THE TASK | Leave out every picture, and restate word for word only the lines from the one containing "Transcribe the text in this document." through the end of the material.

..........

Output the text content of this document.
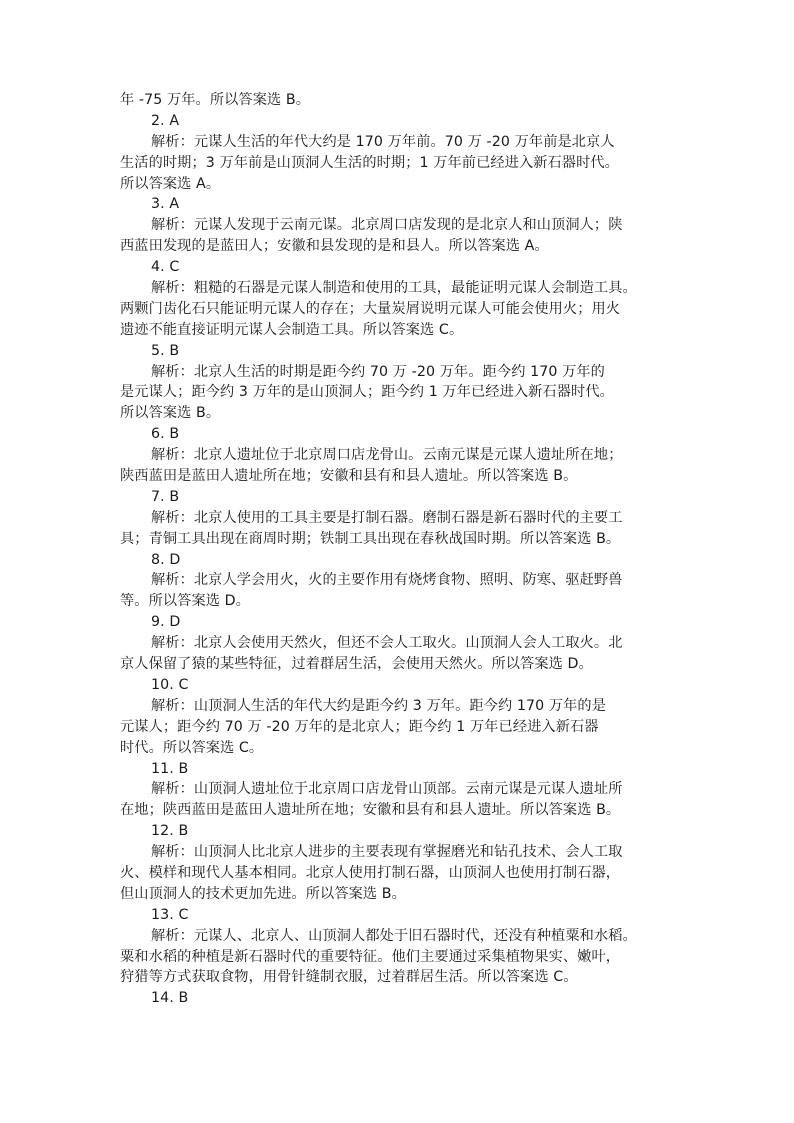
年 -75 万年。所以答案选 B。
2. A
解析：元谋人生活的年代大约是 170 万年前。70 万 -20 万年前是北京人
生活的时期；3 万年前是山顶洞人生活的时期；1 万年前已经进入新石器时代。
所以答案选 A。
3. A
解析：元谋人发现于云南元谋。北京周口店发现的是北京人和山顶洞人；陕
西蓝田发现的是蓝田人；安徽和县发现的是和县人。所以答案选 A。
4. C
解析：粗糙的石器是元谋人制造和使用的工具，最能证明元谋人会制造工具。
两颗门齿化石只能证明元谋人的存在；大量炭屑说明元谋人可能会使用火；用火
遗迹不能直接证明元谋人会制造工具。所以答案选 C。
5. B
解析：北京人生活的时期是距今约 70 万 -20 万年。距今约 170 万年的
是元谋人；距今约 3 万年的是山顶洞人；距今约 1 万年已经进入新石器时代。
所以答案选 B。
6. B
解析：北京人遗址位于北京周口店龙骨山。云南元谋是元谋人遗址所在地；
陕西蓝田是蓝田人遗址所在地；安徽和县有和县人遗址。所以答案选 B。
7. B
解析：北京人使用的工具主要是打制石器。磨制石器是新石器时代的主要工
具；青铜工具出现在商周时期；铁制工具出现在春秋战国时期。所以答案选 B。
8. D
解析：北京人学会用火，火的主要作用有烧烤食物、照明、防寒、驱赶野兽
等。所以答案选 D。
9. D
解析：北京人会使用天然火，但还不会人工取火。山顶洞人会人工取火。北
京人保留了猿的某些特征，过着群居生活，会使用天然火。所以答案选 D。
10. C
解析：山顶洞人生活的年代大约是距今约 3 万年。距今约 170 万年的是
元谋人；距今约 70 万 -20 万年的是北京人；距今约 1 万年已经进入新石器
时代。所以答案选 C。
11. B
解析：山顶洞人遗址位于北京周口店龙骨山顶部。云南元谋是元谋人遗址所
在地；陕西蓝田是蓝田人遗址所在地；安徽和县有和县人遗址。所以答案选 B。
12. B
解析：山顶洞人比北京人进步的主要表现有掌握磨光和钻孔技术、会人工取
火、模样和现代人基本相同。北京人使用打制石器，山顶洞人也使用打制石器，
但山顶洞人的技术更加先进。所以答案选 B。
13. C
解析：元谋人、北京人、山顶洞人都处于旧石器时代，还没有种植粟和水稻。
粟和水稻的种植是新石器时代的重要特征。他们主要通过采集植物果实、嫩叶，
狩猎等方式获取食物，用骨针缝制衣服，过着群居生活。所以答案选 C。
14. B
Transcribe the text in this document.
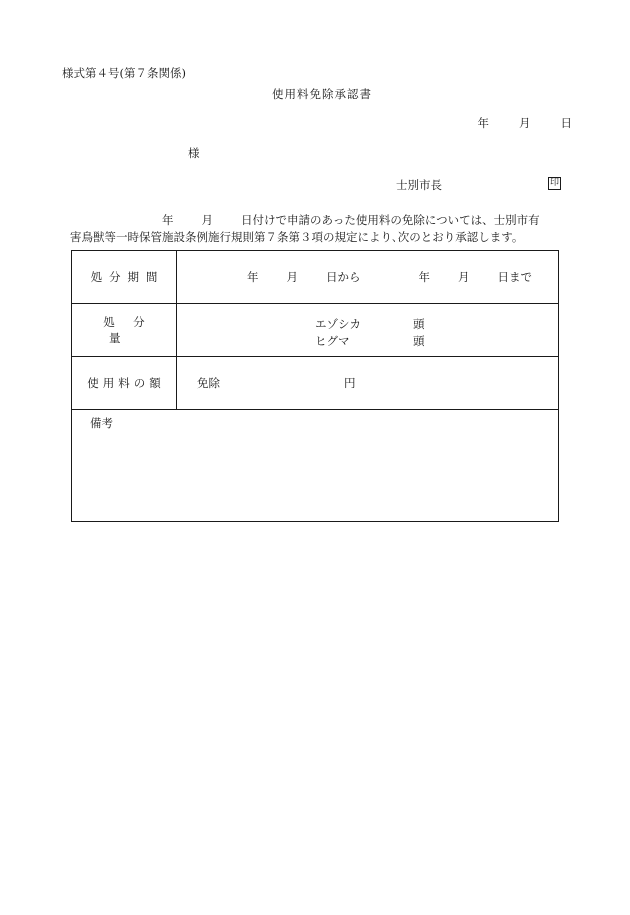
様式第４号(第７条関係)
使用料免除承認書
年	月	日
様
士別市長	印
年 月 日付けで申請のあった使用料の免除については、士別市有
害鳥獣等一時保管施設条例施行規則第７条第３項の規定により､次のとおり承認します。
処分期間	年 月 日から	年 月 日まで
処分量	
エゾシカ	頭
ヒグマ	頭

使用料の額	免除	円
備考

..........

ANSWER TO THE PROBLEM |
Transcribe the text in this document.
様式第４号(第７条関係)
使用料免除承認書
年	月	日
様
士別市長	印
年 月 日付けで申請のあった使用料の免除については、士別市有
害鳥獣等一時保管施設条例施行規則第７条第３項の規定により､次のとおり承認します。
処分期間	年 月 日から	年 月 日まで
処分量	
エゾシカ	頭
ヒグマ	頭

使用料の額	免除	円
備考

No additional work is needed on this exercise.